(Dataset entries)

************

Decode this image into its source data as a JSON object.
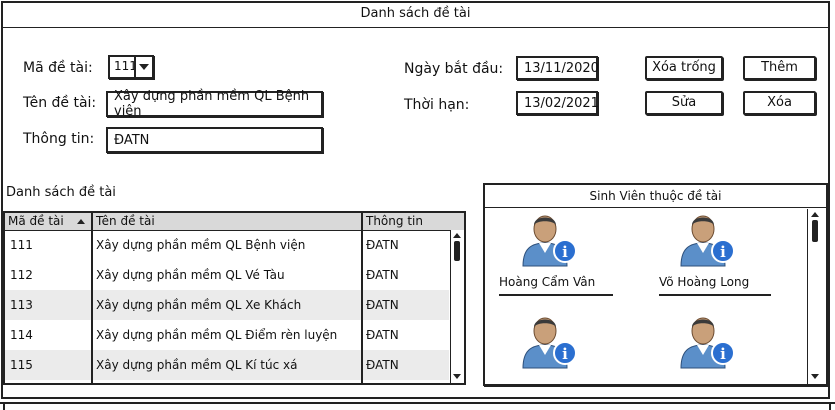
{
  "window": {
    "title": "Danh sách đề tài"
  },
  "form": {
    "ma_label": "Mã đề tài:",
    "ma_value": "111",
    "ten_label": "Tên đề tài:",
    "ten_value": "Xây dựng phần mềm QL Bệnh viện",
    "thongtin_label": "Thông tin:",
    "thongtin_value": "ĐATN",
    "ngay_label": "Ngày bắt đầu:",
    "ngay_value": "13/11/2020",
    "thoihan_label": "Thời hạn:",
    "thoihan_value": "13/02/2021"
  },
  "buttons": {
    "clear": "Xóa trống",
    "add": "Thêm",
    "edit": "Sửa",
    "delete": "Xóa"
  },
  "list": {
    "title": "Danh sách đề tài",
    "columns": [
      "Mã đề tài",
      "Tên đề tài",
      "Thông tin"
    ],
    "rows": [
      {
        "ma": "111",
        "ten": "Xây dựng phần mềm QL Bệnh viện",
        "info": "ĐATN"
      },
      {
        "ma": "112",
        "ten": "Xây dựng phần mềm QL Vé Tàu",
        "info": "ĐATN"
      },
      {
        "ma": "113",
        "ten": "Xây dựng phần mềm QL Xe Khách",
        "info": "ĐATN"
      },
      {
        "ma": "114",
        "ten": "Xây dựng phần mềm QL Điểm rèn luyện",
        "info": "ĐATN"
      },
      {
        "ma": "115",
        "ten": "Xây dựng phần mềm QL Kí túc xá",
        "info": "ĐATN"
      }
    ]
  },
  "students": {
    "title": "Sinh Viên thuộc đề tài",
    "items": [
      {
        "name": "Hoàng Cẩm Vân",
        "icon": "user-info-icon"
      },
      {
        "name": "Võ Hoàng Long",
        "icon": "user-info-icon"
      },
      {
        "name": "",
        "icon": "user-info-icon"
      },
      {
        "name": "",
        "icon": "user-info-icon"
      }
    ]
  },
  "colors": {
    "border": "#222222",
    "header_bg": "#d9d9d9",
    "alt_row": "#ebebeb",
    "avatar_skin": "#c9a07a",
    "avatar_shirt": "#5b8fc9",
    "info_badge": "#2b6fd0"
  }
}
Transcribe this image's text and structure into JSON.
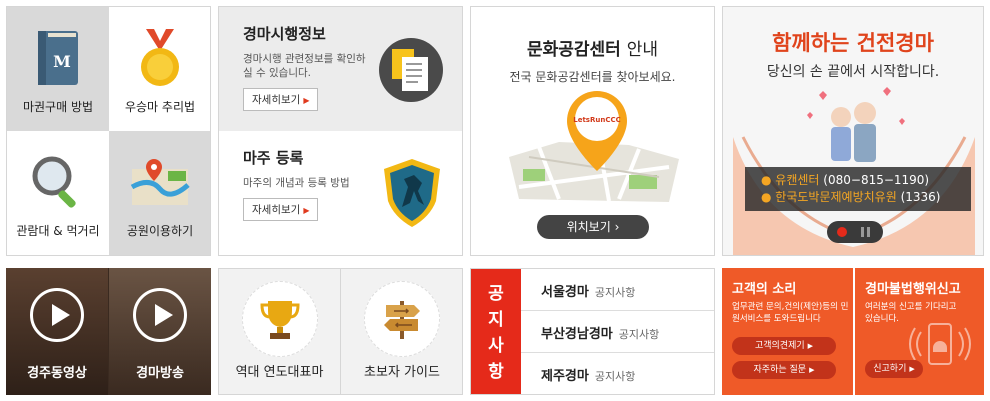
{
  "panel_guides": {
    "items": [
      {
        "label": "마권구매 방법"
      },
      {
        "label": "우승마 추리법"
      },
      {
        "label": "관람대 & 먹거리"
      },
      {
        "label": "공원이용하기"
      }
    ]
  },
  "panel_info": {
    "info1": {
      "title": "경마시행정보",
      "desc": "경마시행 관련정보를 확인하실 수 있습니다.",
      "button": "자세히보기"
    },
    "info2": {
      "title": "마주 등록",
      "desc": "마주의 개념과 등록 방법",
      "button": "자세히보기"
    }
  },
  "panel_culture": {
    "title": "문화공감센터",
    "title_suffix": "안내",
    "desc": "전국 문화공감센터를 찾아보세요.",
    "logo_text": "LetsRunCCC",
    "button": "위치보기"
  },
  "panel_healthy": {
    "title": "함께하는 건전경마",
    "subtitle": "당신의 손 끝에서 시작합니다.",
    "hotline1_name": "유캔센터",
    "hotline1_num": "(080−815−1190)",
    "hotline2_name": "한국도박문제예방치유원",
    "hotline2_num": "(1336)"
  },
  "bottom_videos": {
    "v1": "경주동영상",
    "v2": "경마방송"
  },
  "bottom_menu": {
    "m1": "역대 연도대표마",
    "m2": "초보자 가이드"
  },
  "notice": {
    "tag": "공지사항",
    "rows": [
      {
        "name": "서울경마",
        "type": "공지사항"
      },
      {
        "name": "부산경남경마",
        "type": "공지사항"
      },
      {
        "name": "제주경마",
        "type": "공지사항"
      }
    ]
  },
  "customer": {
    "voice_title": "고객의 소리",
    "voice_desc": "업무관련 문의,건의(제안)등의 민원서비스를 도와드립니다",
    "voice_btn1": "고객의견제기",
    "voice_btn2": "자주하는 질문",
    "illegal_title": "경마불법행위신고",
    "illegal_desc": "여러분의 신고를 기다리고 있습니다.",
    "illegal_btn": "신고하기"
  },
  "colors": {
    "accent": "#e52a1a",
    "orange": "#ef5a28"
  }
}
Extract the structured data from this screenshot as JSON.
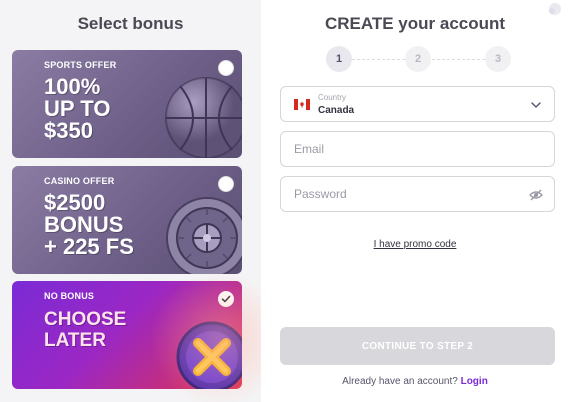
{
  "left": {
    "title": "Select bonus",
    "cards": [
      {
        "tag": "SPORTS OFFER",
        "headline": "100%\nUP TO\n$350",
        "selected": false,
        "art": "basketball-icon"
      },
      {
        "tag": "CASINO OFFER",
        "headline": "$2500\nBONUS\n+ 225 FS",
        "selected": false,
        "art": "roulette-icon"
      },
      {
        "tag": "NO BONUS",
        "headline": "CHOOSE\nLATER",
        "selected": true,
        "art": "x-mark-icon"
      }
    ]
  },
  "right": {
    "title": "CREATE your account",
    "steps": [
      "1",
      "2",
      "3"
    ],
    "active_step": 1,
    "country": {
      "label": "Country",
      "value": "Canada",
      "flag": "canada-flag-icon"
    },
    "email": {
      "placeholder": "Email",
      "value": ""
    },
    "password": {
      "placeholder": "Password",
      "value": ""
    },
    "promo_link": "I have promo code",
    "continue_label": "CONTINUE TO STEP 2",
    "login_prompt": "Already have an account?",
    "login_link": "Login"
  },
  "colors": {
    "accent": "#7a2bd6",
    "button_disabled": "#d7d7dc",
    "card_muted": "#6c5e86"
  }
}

************

Your objective
Repeat every record above exactly, but leave out any pictures.

Reply
Decode this image into its source data as a JSON object.
{
  "window": {
    "title": "Danh sách đề tài"
  },
  "form": {
    "ma_label": "Mã đề tài:",
    "ma_value": "111",
    "ten_label": "Tên đề tài:",
    "ten_value": "Xây dựng phần mềm QL Bệnh viện",
    "thongtin_label": "Thông tin:",
    "thongtin_value": "ĐATN",
    "ngay_label": "Ngày bắt đầu:",
    "ngay_value": "13/11/2020",
    "thoihan_label": "Thời hạn:",
    "thoihan_value": "13/02/2021"
  },
  "buttons": {
    "clear": "Xóa trống",
    "add": "Thêm",
    "edit": "Sửa",
    "delete": "Xóa"
  },
  "list": {
    "title": "Danh sách đề tài",
    "columns": [
      "Mã đề tài",
      "Tên đề tài",
      "Thông tin"
    ],
    "rows": [
      {
        "ma": "111",
        "ten": "Xây dựng phần mềm QL Bệnh viện",
        "info": "ĐATN"
      },
      {
        "ma": "112",
        "ten": "Xây dựng phần mềm QL Vé Tàu",
        "info": "ĐATN"
      },
      {
        "ma": "113",
        "ten": "Xây dựng phần mềm QL Xe Khách",
        "info": "ĐATN"
      },
      {
        "ma": "114",
        "ten": "Xây dựng phần mềm QL Điểm rèn luyện",
        "info": "ĐATN"
      },
      {
        "ma": "115",
        "ten": "Xây dựng phần mềm QL Kí túc xá",
        "info": "ĐATN"
      }
    ]
  },
  "students": {
    "title": "Sinh Viên thuộc đề tài",
    "items": [
      {
        "name": "Hoàng Cẩm Vân",
        "icon": "user-info-icon"
      },
      {
        "name": "Võ Hoàng Long",
        "icon": "user-info-icon"
      },
      {
        "name": "",
        "icon": "user-info-icon"
      },
      {
        "name": "",
        "icon": "user-info-icon"
      }
    ]
  },
  "colors": {
    "border": "#222222",
    "header_bg": "#d9d9d9",
    "alt_row": "#ebebeb",
    "avatar_skin": "#c9a07a",
    "avatar_shirt": "#5b8fc9",
    "info_badge": "#2b6fd0"
  }
}
Transcribe this image's text and structure into JSON.
{
  "panel_guides": {
    "items": [
      {
        "label": "마권구매 방법"
      },
      {
        "label": "우승마 추리법"
      },
      {
        "label": "관람대 & 먹거리"
      },
      {
        "label": "공원이용하기"
      }
    ]
  },
  "panel_info": {
    "info1": {
      "title": "경마시행정보",
      "desc": "경마시행 관련정보를 확인하실 수 있습니다.",
      "button": "자세히보기"
    },
    "info2": {
      "title": "마주 등록",
      "desc": "마주의 개념과 등록 방법",
      "button": "자세히보기"
    }
  },
  "panel_culture": {
    "title": "문화공감센터",
    "title_suffix": "안내",
    "desc": "전국 문화공감센터를 찾아보세요.",
    "logo_text": "LetsRunCCC",
    "button": "위치보기"
  },
  "panel_healthy": {
    "title": "함께하는 건전경마",
    "subtitle": "당신의 손 끝에서 시작합니다.",
    "hotline1_name": "유캔센터",
    "hotline1_num": "(080−815−1190)",
    "hotline2_name": "한국도박문제예방치유원",
    "hotline2_num": "(1336)"
  },
  "bottom_videos": {
    "v1": "경주동영상",
    "v2": "경마방송"
  },
  "bottom_menu": {
    "m1": "역대 연도대표마",
    "m2": "초보자 가이드"
  },
  "notice": {
    "tag": "공지사항",
    "rows": [
      {
        "name": "서울경마",
        "type": "공지사항"
      },
      {
        "name": "부산경남경마",
        "type": "공지사항"
      },
      {
        "name": "제주경마",
        "type": "공지사항"
      }
    ]
  },
  "customer": {
    "voice_title": "고객의 소리",
    "voice_desc": "업무관련 문의,건의(제안)등의 민원서비스를 도와드립니다",
    "voice_btn1": "고객의견제기",
    "voice_btn2": "자주하는 질문",
    "illegal_title": "경마불법행위신고",
    "illegal_desc": "여러분의 신고를 기다리고 있습니다.",
    "illegal_btn": "신고하기"
  },
  "colors": {
    "accent": "#e52a1a",
    "orange": "#ef5a28"
  }
}
Extract the structured data from this screenshot as JSON.
{
  "left": {
    "title": "Select bonus",
    "cards": [
      {
        "tag": "SPORTS OFFER",
        "headline": "100%\nUP TO\n$350",
        "selected": false,
        "art": "basketball-icon"
      },
      {
        "tag": "CASINO OFFER",
        "headline": "$2500\nBONUS\n+ 225 FS",
        "selected": false,
        "art": "roulette-icon"
      },
      {
        "tag": "NO BONUS",
        "headline": "CHOOSE\nLATER",
        "selected": true,
        "art": "x-mark-icon"
      }
    ]
  },
  "right": {
    "title": "CREATE your account",
    "steps": [
      "1",
      "2",
      "3"
    ],
    "active_step": 1,
    "country": {
      "label": "Country",
      "value": "Canada",
      "flag": "canada-flag-icon"
    },
    "email": {
      "placeholder": "Email",
      "value": ""
    },
    "password": {
      "placeholder": "Password",
      "value": ""
    },
    "promo_link": "I have promo code",
    "continue_label": "CONTINUE TO STEP 2",
    "login_prompt": "Already have an account?",
    "login_link": "Login"
  },
  "colors": {
    "accent": "#7a2bd6",
    "button_disabled": "#d7d7dc",
    "card_muted": "#6c5e86"
  }
}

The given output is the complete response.